— start Provided records —
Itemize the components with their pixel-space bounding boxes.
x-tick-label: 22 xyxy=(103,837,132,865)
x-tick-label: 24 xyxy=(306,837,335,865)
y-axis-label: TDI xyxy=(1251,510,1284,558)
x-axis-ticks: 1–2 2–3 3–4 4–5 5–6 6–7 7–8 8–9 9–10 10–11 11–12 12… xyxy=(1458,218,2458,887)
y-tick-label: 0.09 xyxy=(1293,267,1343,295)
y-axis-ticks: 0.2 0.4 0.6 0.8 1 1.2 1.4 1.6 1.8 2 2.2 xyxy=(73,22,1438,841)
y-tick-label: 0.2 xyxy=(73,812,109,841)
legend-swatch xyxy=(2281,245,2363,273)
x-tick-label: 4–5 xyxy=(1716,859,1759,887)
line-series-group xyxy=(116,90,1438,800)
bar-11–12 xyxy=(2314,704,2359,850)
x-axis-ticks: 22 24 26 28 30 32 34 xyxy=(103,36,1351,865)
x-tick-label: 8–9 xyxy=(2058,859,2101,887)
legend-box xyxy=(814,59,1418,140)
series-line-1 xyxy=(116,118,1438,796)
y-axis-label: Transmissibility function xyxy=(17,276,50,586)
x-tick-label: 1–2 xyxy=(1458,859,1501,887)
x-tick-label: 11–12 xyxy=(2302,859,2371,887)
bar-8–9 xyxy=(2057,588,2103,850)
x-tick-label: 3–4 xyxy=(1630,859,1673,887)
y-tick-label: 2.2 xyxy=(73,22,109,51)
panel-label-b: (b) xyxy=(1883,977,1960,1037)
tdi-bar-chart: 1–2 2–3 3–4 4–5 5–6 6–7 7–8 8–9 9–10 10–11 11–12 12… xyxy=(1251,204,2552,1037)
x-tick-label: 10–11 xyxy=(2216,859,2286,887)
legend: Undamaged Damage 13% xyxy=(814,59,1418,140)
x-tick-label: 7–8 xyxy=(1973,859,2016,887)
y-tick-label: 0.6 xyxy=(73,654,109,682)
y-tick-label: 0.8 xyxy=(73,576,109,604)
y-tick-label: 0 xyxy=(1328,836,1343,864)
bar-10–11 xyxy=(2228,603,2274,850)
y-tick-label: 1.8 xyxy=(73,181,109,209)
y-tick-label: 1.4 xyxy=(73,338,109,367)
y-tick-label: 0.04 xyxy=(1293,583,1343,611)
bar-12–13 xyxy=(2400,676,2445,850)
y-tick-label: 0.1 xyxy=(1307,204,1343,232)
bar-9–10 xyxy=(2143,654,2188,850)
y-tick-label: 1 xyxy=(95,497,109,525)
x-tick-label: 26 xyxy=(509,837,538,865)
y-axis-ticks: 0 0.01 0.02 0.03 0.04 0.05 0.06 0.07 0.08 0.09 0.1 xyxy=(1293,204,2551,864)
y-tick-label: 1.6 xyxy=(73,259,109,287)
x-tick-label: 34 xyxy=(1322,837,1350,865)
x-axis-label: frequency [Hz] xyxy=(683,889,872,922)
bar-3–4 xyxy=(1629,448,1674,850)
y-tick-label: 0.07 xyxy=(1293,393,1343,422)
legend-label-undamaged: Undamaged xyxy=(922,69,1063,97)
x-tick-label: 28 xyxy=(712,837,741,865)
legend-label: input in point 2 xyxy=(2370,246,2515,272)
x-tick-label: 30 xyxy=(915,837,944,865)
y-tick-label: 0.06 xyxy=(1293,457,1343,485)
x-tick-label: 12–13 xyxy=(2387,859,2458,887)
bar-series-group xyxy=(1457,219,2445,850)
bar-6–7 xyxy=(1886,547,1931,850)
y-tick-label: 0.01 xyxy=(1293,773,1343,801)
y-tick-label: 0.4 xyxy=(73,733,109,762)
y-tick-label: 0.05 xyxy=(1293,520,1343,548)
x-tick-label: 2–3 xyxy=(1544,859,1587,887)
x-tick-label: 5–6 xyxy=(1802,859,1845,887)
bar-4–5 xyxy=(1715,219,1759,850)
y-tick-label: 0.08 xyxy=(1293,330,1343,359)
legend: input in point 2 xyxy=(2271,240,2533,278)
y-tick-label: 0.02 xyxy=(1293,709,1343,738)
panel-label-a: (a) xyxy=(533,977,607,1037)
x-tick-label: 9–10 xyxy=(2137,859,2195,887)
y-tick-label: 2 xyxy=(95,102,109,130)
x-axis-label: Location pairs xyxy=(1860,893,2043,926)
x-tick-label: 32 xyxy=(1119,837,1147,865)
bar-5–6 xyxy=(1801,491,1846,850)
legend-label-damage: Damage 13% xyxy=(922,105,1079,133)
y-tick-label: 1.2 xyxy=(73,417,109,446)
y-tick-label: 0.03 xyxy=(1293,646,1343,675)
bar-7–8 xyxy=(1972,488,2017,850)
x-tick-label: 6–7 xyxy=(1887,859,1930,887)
— end Provided records —
**What is needed**
Reproduce verbatim every line from the start of the entries through the line containing "x-tick-label: 4–5 xyxy=(1716,859,1759,887)", both ends included.

**The response**
Itemize the components with their pixel-space bounding boxes.
x-tick-label: 22 xyxy=(103,837,132,865)
x-tick-label: 24 xyxy=(306,837,335,865)
y-axis-label: TDI xyxy=(1251,510,1284,558)
x-axis-ticks: 1–2 2–3 3–4 4–5 5–6 6–7 7–8 8–9 9–10 10–11 11–12 12… xyxy=(1458,218,2458,887)
y-tick-label: 0.09 xyxy=(1293,267,1343,295)
y-axis-ticks: 0.2 0.4 0.6 0.8 1 1.2 1.4 1.6 1.8 2 2.2 xyxy=(73,22,1438,841)
y-tick-label: 0.2 xyxy=(73,812,109,841)
legend-swatch xyxy=(2281,245,2363,273)
x-tick-label: 4–5 xyxy=(1716,859,1759,887)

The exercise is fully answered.